### What the task requires
Skip the images and copy each record exactly as written.

— Begin Items —

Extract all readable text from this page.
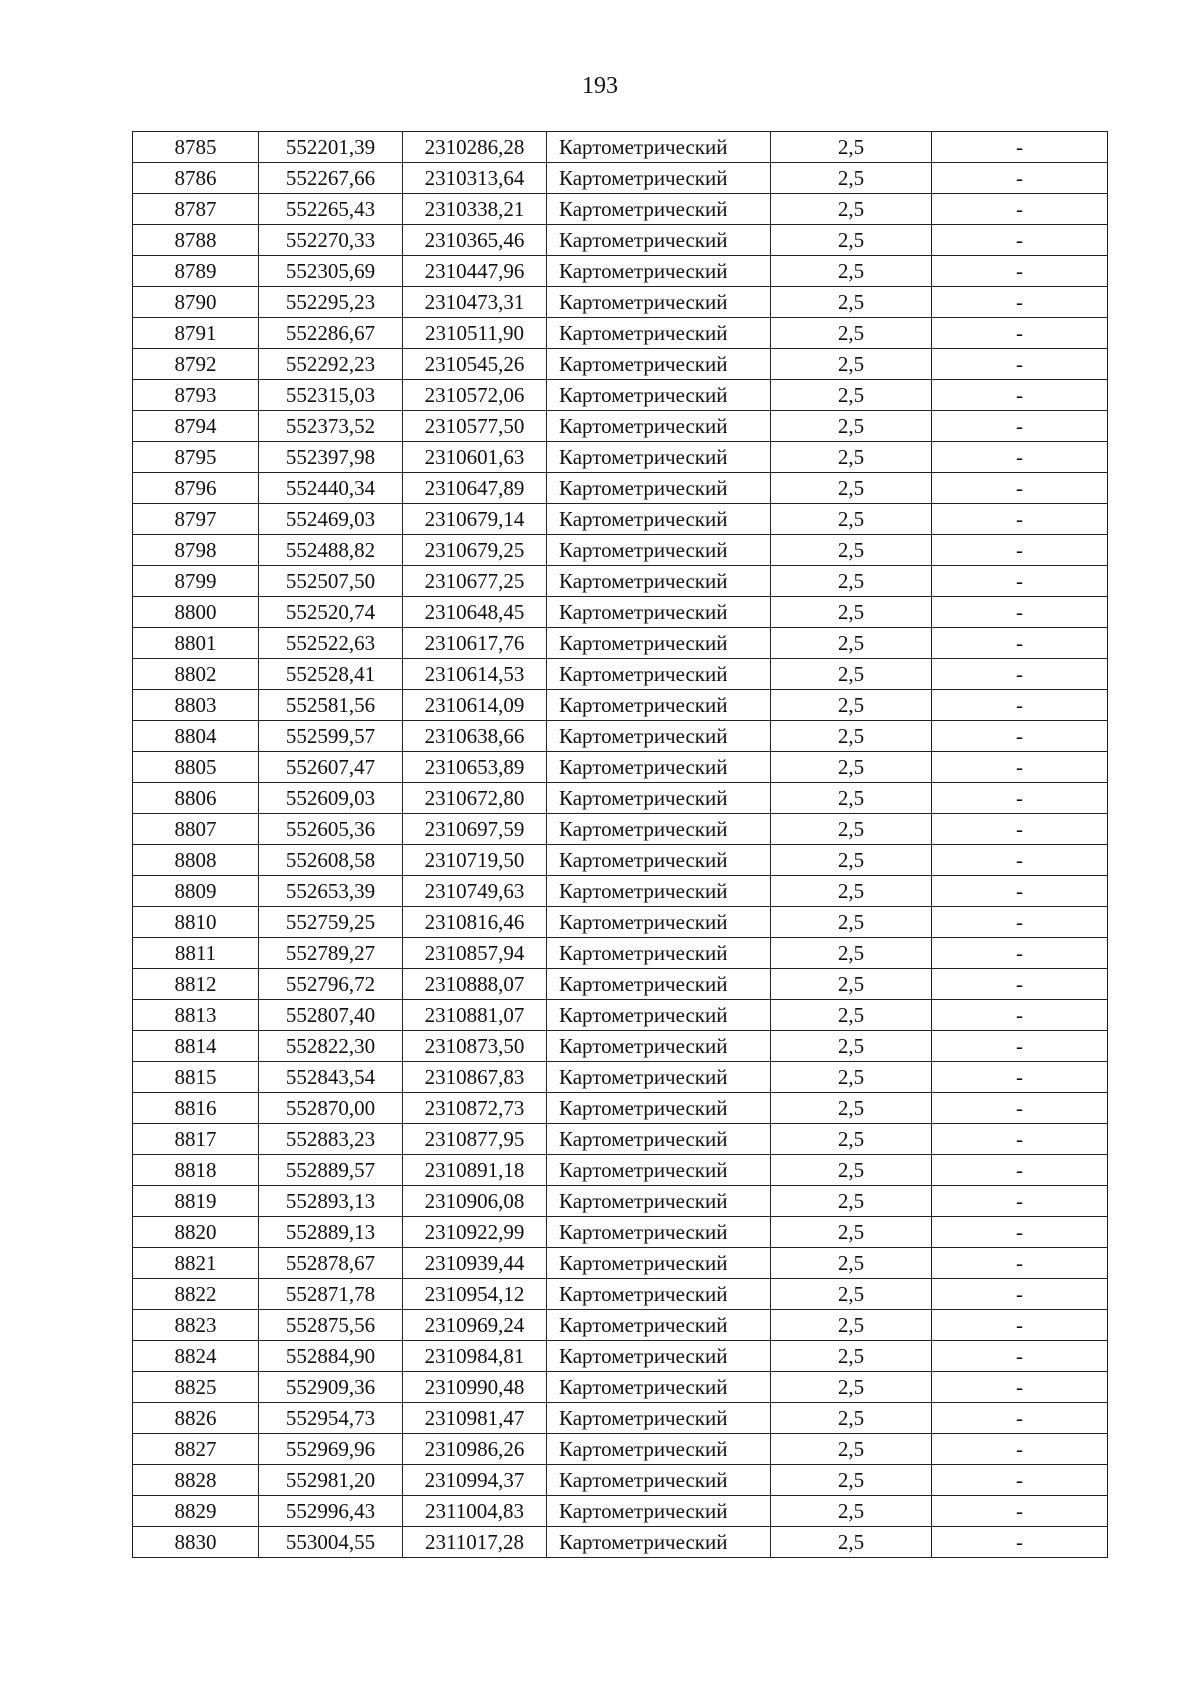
193
8785	552201,39	2310286,28	Картометрический	2,5	-
8786	552267,66	2310313,64	Картометрический	2,5	-
8787	552265,43	2310338,21	Картометрический	2,5	-
8788	552270,33	2310365,46	Картометрический	2,5	-
8789	552305,69	2310447,96	Картометрический	2,5	-
8790	552295,23	2310473,31	Картометрический	2,5	-
8791	552286,67	2310511,90	Картометрический	2,5	-
8792	552292,23	2310545,26	Картометрический	2,5	-
8793	552315,03	2310572,06	Картометрический	2,5	-
8794	552373,52	2310577,50	Картометрический	2,5	-
8795	552397,98	2310601,63	Картометрический	2,5	-
8796	552440,34	2310647,89	Картометрический	2,5	-
8797	552469,03	2310679,14	Картометрический	2,5	-
8798	552488,82	2310679,25	Картометрический	2,5	-
8799	552507,50	2310677,25	Картометрический	2,5	-
8800	552520,74	2310648,45	Картометрический	2,5	-
8801	552522,63	2310617,76	Картометрический	2,5	-
8802	552528,41	2310614,53	Картометрический	2,5	-
8803	552581,56	2310614,09	Картометрический	2,5	-
8804	552599,57	2310638,66	Картометрический	2,5	-
8805	552607,47	2310653,89	Картометрический	2,5	-
8806	552609,03	2310672,80	Картометрический	2,5	-
8807	552605,36	2310697,59	Картометрический	2,5	-
8808	552608,58	2310719,50	Картометрический	2,5	-
8809	552653,39	2310749,63	Картометрический	2,5	-
8810	552759,25	2310816,46	Картометрический	2,5	-
8811	552789,27	2310857,94	Картометрический	2,5	-
8812	552796,72	2310888,07	Картометрический	2,5	-
8813	552807,40	2310881,07	Картометрический	2,5	-
8814	552822,30	2310873,50	Картометрический	2,5	-
8815	552843,54	2310867,83	Картометрический	2,5	-
8816	552870,00	2310872,73	Картометрический	2,5	-
8817	552883,23	2310877,95	Картометрический	2,5	-
8818	552889,57	2310891,18	Картометрический	2,5	-
8819	552893,13	2310906,08	Картометрический	2,5	-
8820	552889,13	2310922,99	Картометрический	2,5	-
8821	552878,67	2310939,44	Картометрический	2,5	-
8822	552871,78	2310954,12	Картометрический	2,5	-
8823	552875,56	2310969,24	Картометрический	2,5	-
8824	552884,90	2310984,81	Картометрический	2,5	-
8825	552909,36	2310990,48	Картометрический	2,5	-
8826	552954,73	2310981,47	Картометрический	2,5	-
8827	552969,96	2310986,26	Картометрический	2,5	-
8828	552981,20	2310994,37	Картометрический	2,5	-
8829	552996,43	2311004,83	Картометрический	2,5	-
8830	553004,55	2311017,28	Картометрический	2,5	-
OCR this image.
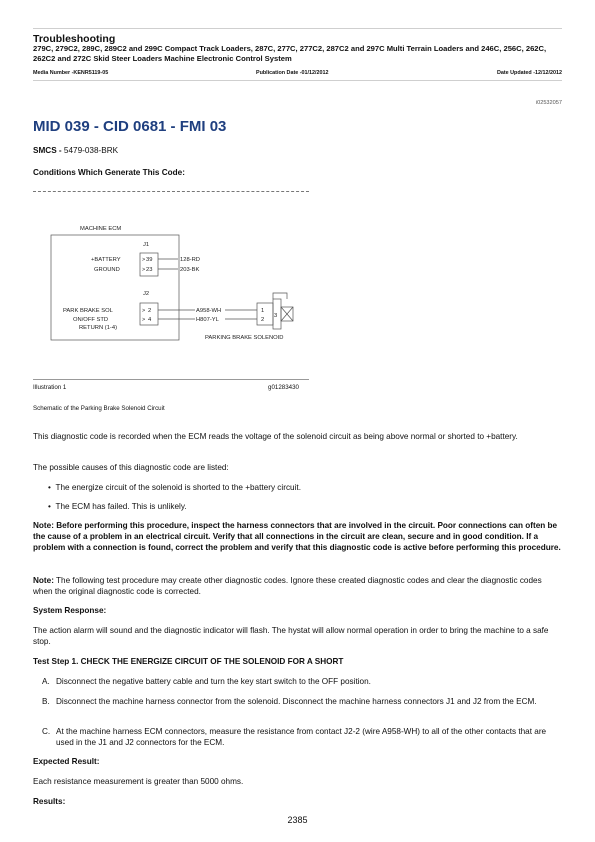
Troubleshooting
279C, 279C2, 289C, 289C2 and 299C Compact Track Loaders, 287C, 277C, 277C2, 287C2 and 297C Multi Terrain Loaders and 246C, 256C, 262C, 262C2 and 272C Skid Steer Loaders Machine Electronic Control System
Media Number -KENR5119-05	Publication Date -01/12/2012	Date Updated -12/12/2012
i02532057
MID 039 - CID 0681 - FMI 03
SMCS - 5479-038-BRK
Conditions Which Generate This Code:
MACHINE ECM
J1
+BATTERY
GROUND
> 39
> 23
128-RD
203-BK
J2
PARK BRAKE SOL
ON/OFF STD
RETURN (1-4)
> 2
> 4
A958-WH
H807-YL
1
2
3
PARKING BRAKE SOLENOID
Illustration 1	g01283430
Schematic of the Parking Brake Solenoid Circuit
This diagnostic code is recorded when the ECM reads the voltage of the solenoid circuit as being above normal or shorted to +battery.
The possible causes of this diagnostic code are listed:
• The energize circuit of the solenoid is shorted to the +battery circuit.
• The ECM has failed. This is unlikely.
Note: Before performing this procedure, inspect the harness connectors that are involved in the circuit. Poor connections can often be the cause of a problem in an electrical circuit. Verify that all connections in the circuit are clean, secure and in good condition. If a problem with a connection is found, correct the problem and verify that this diagnostic code is active before performing this procedure.
Note: The following test procedure may create other diagnostic codes. Ignore these created diagnostic codes and clear the diagnostic codes when the original diagnostic code is corrected.
System Response:
The action alarm will sound and the diagnostic indicator will flash. The hystat will allow normal operation in order to bring the machine to a safe stop.
Test Step 1. CHECK THE ENERGIZE CIRCUIT OF THE SOLENOID FOR A SHORT
A. Disconnect the negative battery cable and turn the key start switch to the OFF position.
B. Disconnect the machine harness connector from the solenoid. Disconnect the machine harness connectors J1 and J2 from the ECM.
C. At the machine harness ECM connectors, measure the resistance from contact J2-2 (wire A958-WH) to all of the other contacts that are used in the J1 and J2 connectors for the ECM.
Expected Result:
Each resistance measurement is greater than 5000 ohms.
Results:
2385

— End Items —

### Worked answer
Extract all readable text from this page.
193
8785	552201,39	2310286,28	Картометрический	2,5	-
8786	552267,66	2310313,64	Картометрический	2,5	-
8787	552265,43	2310338,21	Картометрический	2,5	-
8788	552270,33	2310365,46	Картометрический	2,5	-
8789	552305,69	2310447,96	Картометрический	2,5	-
8790	552295,23	2310473,31	Картометрический	2,5	-
8791	552286,67	2310511,90	Картометрический	2,5	-
8792	552292,23	2310545,26	Картометрический	2,5	-
8793	552315,03	2310572,06	Картометрический	2,5	-
8794	552373,52	2310577,50	Картометрический	2,5	-
8795	552397,98	2310601,63	Картометрический	2,5	-
8796	552440,34	2310647,89	Картометрический	2,5	-
8797	552469,03	2310679,14	Картометрический	2,5	-
8798	552488,82	2310679,25	Картометрический	2,5	-
8799	552507,50	2310677,25	Картометрический	2,5	-
8800	552520,74	2310648,45	Картометрический	2,5	-
8801	552522,63	2310617,76	Картометрический	2,5	-
8802	552528,41	2310614,53	Картометрический	2,5	-
8803	552581,56	2310614,09	Картометрический	2,5	-
8804	552599,57	2310638,66	Картометрический	2,5	-
8805	552607,47	2310653,89	Картометрический	2,5	-
8806	552609,03	2310672,80	Картометрический	2,5	-
8807	552605,36	2310697,59	Картометрический	2,5	-
8808	552608,58	2310719,50	Картометрический	2,5	-
8809	552653,39	2310749,63	Картометрический	2,5	-
8810	552759,25	2310816,46	Картометрический	2,5	-
8811	552789,27	2310857,94	Картометрический	2,5	-
8812	552796,72	2310888,07	Картометрический	2,5	-
8813	552807,40	2310881,07	Картометрический	2,5	-
8814	552822,30	2310873,50	Картометрический	2,5	-
8815	552843,54	2310867,83	Картометрический	2,5	-
8816	552870,00	2310872,73	Картометрический	2,5	-
8817	552883,23	2310877,95	Картометрический	2,5	-
8818	552889,57	2310891,18	Картометрический	2,5	-
8819	552893,13	2310906,08	Картометрический	2,5	-
8820	552889,13	2310922,99	Картометрический	2,5	-
8821	552878,67	2310939,44	Картометрический	2,5	-
8822	552871,78	2310954,12	Картометрический	2,5	-
8823	552875,56	2310969,24	Картометрический	2,5	-
8824	552884,90	2310984,81	Картометрический	2,5	-
8825	552909,36	2310990,48	Картометрический	2,5	-
8826	552954,73	2310981,47	Картометрический	2,5	-
8827	552969,96	2310986,26	Картометрический	2,5	-
8828	552981,20	2310994,37	Картометрический	2,5	-
8829	552996,43	2311004,83	Картометрический	2,5	-
8830	553004,55	2311017,28	Картометрический	2,5	-
OCR this image.
Troubleshooting
279C, 279C2, 289C, 289C2 and 299C Compact Track Loaders, 287C, 277C, 277C2, 287C2 and 297C Multi Terrain Loaders and 246C, 256C, 262C, 262C2 and 272C Skid Steer Loaders Machine Electronic Control System
Media Number -KENR5119-05	Publication Date -01/12/2012	Date Updated -12/12/2012
i02532057
MID 039 - CID 0681 - FMI 03
SMCS - 5479-038-BRK
Conditions Which Generate This Code:
MACHINE ECM
J1
+BATTERY
GROUND
> 39
> 23
128-RD
203-BK
J2
PARK BRAKE SOL
ON/OFF STD
RETURN (1-4)
> 2
> 4
A958-WH
H807-YL
1
2
3
PARKING BRAKE SOLENOID
Illustration 1	g01283430
Schematic of the Parking Brake Solenoid Circuit
This diagnostic code is recorded when the ECM reads the voltage of the solenoid circuit as being above normal or shorted to +battery.
The possible causes of this diagnostic code are listed:
• The energize circuit of the solenoid is shorted to the +battery circuit.
• The ECM has failed. This is unlikely.
Note: Before performing this procedure, inspect the harness connectors that are involved in the circuit. Poor connections can often be the cause of a problem in an electrical circuit. Verify that all connections in the circuit are clean, secure and in good condition. If a problem with a connection is found, correct the problem and verify that this diagnostic code is active before performing this procedure.
Note: The following test procedure may create other diagnostic codes. Ignore these created diagnostic codes and clear the diagnostic codes when the original diagnostic code is corrected.
System Response:
The action alarm will sound and the diagnostic indicator will flash. The hystat will allow normal operation in order to bring the machine to a safe stop.
Test Step 1. CHECK THE ENERGIZE CIRCUIT OF THE SOLENOID FOR A SHORT
A. Disconnect the negative battery cable and turn the key start switch to the OFF position.
B. Disconnect the machine harness connector from the solenoid. Disconnect the machine harness connectors J1 and J2 from the ECM.
C. At the machine harness ECM connectors, measure the resistance from contact J2-2 (wire A958-WH) to all of the other contacts that are used in the J1 and J2 connectors for the ECM.
Expected Result:
Each resistance measurement is greater than 5000 ohms.
Results:
2385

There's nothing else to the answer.